WHAT IS ASKED:
Repeat every line of the material, character for character.

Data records

***

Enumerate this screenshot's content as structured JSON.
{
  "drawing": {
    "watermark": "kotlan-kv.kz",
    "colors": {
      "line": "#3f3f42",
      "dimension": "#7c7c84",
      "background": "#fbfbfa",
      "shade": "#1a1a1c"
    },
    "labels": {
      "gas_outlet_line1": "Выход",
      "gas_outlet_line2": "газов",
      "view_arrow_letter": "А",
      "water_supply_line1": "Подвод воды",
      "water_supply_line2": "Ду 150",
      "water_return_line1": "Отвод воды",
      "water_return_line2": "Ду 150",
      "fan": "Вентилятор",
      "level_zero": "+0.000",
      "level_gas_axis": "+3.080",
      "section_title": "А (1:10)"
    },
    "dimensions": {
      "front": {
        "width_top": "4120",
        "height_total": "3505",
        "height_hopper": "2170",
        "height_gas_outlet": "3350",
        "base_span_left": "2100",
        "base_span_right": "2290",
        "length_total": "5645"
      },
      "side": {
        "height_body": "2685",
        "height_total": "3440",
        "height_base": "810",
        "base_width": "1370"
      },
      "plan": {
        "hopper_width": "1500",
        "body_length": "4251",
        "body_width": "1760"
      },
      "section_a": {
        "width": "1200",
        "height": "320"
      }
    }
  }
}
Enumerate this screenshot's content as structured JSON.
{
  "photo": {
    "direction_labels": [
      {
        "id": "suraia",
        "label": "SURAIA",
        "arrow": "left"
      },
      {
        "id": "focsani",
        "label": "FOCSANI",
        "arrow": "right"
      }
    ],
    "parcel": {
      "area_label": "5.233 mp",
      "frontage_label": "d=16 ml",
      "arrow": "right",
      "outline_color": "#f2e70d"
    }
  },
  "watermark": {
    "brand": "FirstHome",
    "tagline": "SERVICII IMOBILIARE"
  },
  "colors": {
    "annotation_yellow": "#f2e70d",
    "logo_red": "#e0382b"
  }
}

***

ANSWER TO THE PROBLEM:
Enumerate this screenshot's content as structured JSON.
{
  "drawing": {
    "watermark": "kotlan-kv.kz",
    "colors": {
      "line": "#3f3f42",
      "dimension": "#7c7c84",
      "background": "#fbfbfa",
      "shade": "#1a1a1c"
    },
    "labels": {
      "gas_outlet_line1": "Выход",
      "gas_outlet_line2": "газов",
      "view_arrow_letter": "А",
      "water_supply_line1": "Подвод воды",
      "water_supply_line2": "Ду 150",
      "water_return_line1": "Отвод воды",
      "water_return_line2": "Ду 150",
      "fan": "Вентилятор",
      "level_zero": "+0.000",
      "level_gas_axis": "+3.080",
      "section_title": "А (1:10)"
    },
    "dimensions": {
      "front": {
        "width_top": "4120",
        "height_total": "3505",
        "height_hopper": "2170",
        "height_gas_outlet": "3350",
        "base_span_left": "2100",
        "base_span_right": "2290",
        "length_total": "5645"
      },
      "side": {
        "height_body": "2685",
        "height_total": "3440",
        "height_base": "810",
        "base_width": "1370"
      },
      "plan": {
        "hopper_width": "1500",
        "body_length": "4251",
        "body_width": "1760"
      },
      "section_a": {
        "width": "1200",
        "height": "320"
      }
    }
  }
}
Enumerate this screenshot's content as structured JSON.
{
  "photo": {
    "direction_labels": [
      {
        "id": "suraia",
        "label": "SURAIA",
        "arrow": "left"
      },
      {
        "id": "focsani",
        "label": "FOCSANI",
        "arrow": "right"
      }
    ],
    "parcel": {
      "area_label": "5.233 mp",
      "frontage_label": "d=16 ml",
      "arrow": "right",
      "outline_color": "#f2e70d"
    }
  },
  "watermark": {
    "brand": "FirstHome",
    "tagline": "SERVICII IMOBILIARE"
  },
  "colors": {
    "annotation_yellow": "#f2e70d",
    "logo_red": "#e0382b"
  }
}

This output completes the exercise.